Your objective >> Print the records below word for word, but leave out the pictures.

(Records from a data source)
■ ■ ■

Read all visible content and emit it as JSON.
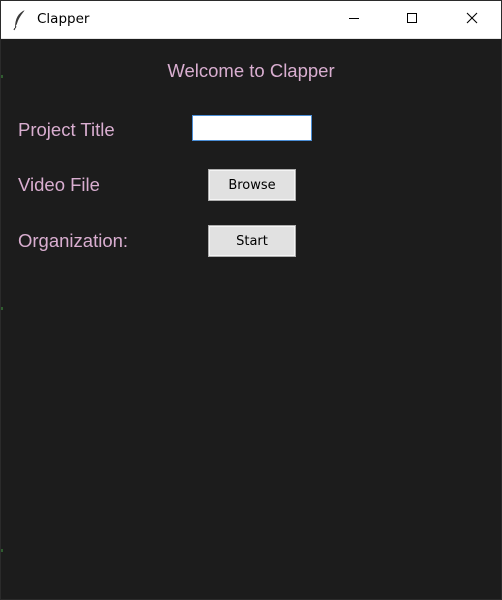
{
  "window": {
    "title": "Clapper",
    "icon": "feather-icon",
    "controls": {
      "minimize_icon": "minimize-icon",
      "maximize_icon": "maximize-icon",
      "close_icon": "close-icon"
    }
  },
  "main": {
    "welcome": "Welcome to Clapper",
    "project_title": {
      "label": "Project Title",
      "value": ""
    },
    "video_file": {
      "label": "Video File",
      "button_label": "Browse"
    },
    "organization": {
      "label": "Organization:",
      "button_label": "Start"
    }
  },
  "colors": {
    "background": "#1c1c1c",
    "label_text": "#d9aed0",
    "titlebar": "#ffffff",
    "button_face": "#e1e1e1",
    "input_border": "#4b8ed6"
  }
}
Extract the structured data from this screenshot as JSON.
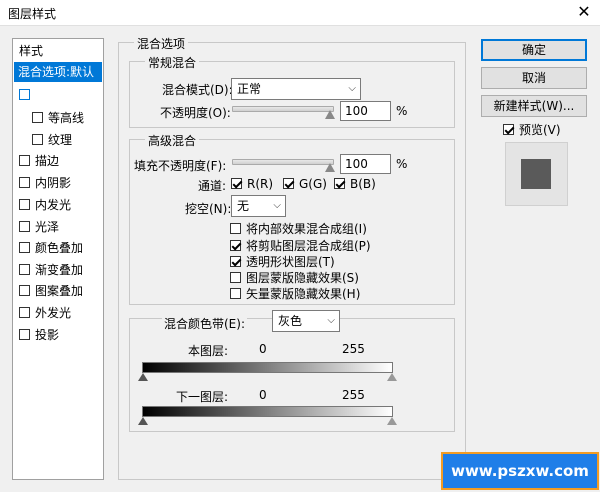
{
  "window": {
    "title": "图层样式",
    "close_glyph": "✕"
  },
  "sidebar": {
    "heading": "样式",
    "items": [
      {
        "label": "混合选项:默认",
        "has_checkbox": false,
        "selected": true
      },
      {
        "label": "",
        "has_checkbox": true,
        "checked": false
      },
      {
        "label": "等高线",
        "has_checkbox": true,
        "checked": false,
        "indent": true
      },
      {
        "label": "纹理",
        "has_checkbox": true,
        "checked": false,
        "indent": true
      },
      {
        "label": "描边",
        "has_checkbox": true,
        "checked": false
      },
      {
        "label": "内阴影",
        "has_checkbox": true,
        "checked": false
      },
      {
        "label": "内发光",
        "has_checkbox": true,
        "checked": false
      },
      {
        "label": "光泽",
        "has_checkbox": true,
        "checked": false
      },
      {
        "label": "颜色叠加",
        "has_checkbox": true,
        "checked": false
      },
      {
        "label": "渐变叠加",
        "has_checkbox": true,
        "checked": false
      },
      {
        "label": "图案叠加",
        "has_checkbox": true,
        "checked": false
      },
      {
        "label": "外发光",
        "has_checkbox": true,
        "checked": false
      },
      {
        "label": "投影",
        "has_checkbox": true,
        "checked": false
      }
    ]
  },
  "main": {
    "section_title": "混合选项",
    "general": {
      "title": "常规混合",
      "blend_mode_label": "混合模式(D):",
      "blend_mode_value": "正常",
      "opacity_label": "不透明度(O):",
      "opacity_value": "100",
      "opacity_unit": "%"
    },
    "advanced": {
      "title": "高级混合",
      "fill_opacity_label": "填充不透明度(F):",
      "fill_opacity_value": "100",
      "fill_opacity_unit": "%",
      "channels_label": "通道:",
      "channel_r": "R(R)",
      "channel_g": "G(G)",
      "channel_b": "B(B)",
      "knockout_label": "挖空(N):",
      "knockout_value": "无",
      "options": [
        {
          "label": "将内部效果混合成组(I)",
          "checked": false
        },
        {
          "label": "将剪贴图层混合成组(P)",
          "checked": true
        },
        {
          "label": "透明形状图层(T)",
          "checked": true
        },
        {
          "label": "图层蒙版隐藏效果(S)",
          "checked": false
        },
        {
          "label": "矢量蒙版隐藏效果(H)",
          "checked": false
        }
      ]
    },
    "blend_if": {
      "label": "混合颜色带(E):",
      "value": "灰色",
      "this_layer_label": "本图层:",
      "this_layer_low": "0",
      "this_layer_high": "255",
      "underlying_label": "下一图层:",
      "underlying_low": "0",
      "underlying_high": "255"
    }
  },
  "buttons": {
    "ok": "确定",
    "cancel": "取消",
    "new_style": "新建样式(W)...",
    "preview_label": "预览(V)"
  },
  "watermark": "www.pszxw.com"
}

■ ■ ■

Correct result >>
Read all visible content and emit it as JSON.
{
  "window": {
    "title": "Clapper",
    "icon": "feather-icon",
    "controls": {
      "minimize_icon": "minimize-icon",
      "maximize_icon": "maximize-icon",
      "close_icon": "close-icon"
    }
  },
  "main": {
    "welcome": "Welcome to Clapper",
    "project_title": {
      "label": "Project Title",
      "value": ""
    },
    "video_file": {
      "label": "Video File",
      "button_label": "Browse"
    },
    "organization": {
      "label": "Organization:",
      "button_label": "Start"
    }
  },
  "colors": {
    "background": "#1c1c1c",
    "label_text": "#d9aed0",
    "titlebar": "#ffffff",
    "button_face": "#e1e1e1",
    "input_border": "#4b8ed6"
  }
}
Extract the structured data from this screenshot as JSON.
{
  "window": {
    "title": "图层样式",
    "close_glyph": "✕"
  },
  "sidebar": {
    "heading": "样式",
    "items": [
      {
        "label": "混合选项:默认",
        "has_checkbox": false,
        "selected": true
      },
      {
        "label": "",
        "has_checkbox": true,
        "checked": false
      },
      {
        "label": "等高线",
        "has_checkbox": true,
        "checked": false,
        "indent": true
      },
      {
        "label": "纹理",
        "has_checkbox": true,
        "checked": false,
        "indent": true
      },
      {
        "label": "描边",
        "has_checkbox": true,
        "checked": false
      },
      {
        "label": "内阴影",
        "has_checkbox": true,
        "checked": false
      },
      {
        "label": "内发光",
        "has_checkbox": true,
        "checked": false
      },
      {
        "label": "光泽",
        "has_checkbox": true,
        "checked": false
      },
      {
        "label": "颜色叠加",
        "has_checkbox": true,
        "checked": false
      },
      {
        "label": "渐变叠加",
        "has_checkbox": true,
        "checked": false
      },
      {
        "label": "图案叠加",
        "has_checkbox": true,
        "checked": false
      },
      {
        "label": "外发光",
        "has_checkbox": true,
        "checked": false
      },
      {
        "label": "投影",
        "has_checkbox": true,
        "checked": false
      }
    ]
  },
  "main": {
    "section_title": "混合选项",
    "general": {
      "title": "常规混合",
      "blend_mode_label": "混合模式(D):",
      "blend_mode_value": "正常",
      "opacity_label": "不透明度(O):",
      "opacity_value": "100",
      "opacity_unit": "%"
    },
    "advanced": {
      "title": "高级混合",
      "fill_opacity_label": "填充不透明度(F):",
      "fill_opacity_value": "100",
      "fill_opacity_unit": "%",
      "channels_label": "通道:",
      "channel_r": "R(R)",
      "channel_g": "G(G)",
      "channel_b": "B(B)",
      "knockout_label": "挖空(N):",
      "knockout_value": "无",
      "options": [
        {
          "label": "将内部效果混合成组(I)",
          "checked": false
        },
        {
          "label": "将剪贴图层混合成组(P)",
          "checked": true
        },
        {
          "label": "透明形状图层(T)",
          "checked": true
        },
        {
          "label": "图层蒙版隐藏效果(S)",
          "checked": false
        },
        {
          "label": "矢量蒙版隐藏效果(H)",
          "checked": false
        }
      ]
    },
    "blend_if": {
      "label": "混合颜色带(E):",
      "value": "灰色",
      "this_layer_label": "本图层:",
      "this_layer_low": "0",
      "this_layer_high": "255",
      "underlying_label": "下一图层:",
      "underlying_low": "0",
      "underlying_high": "255"
    }
  },
  "buttons": {
    "ok": "确定",
    "cancel": "取消",
    "new_style": "新建样式(W)...",
    "preview_label": "预览(V)"
  },
  "watermark": "www.pszxw.com"
}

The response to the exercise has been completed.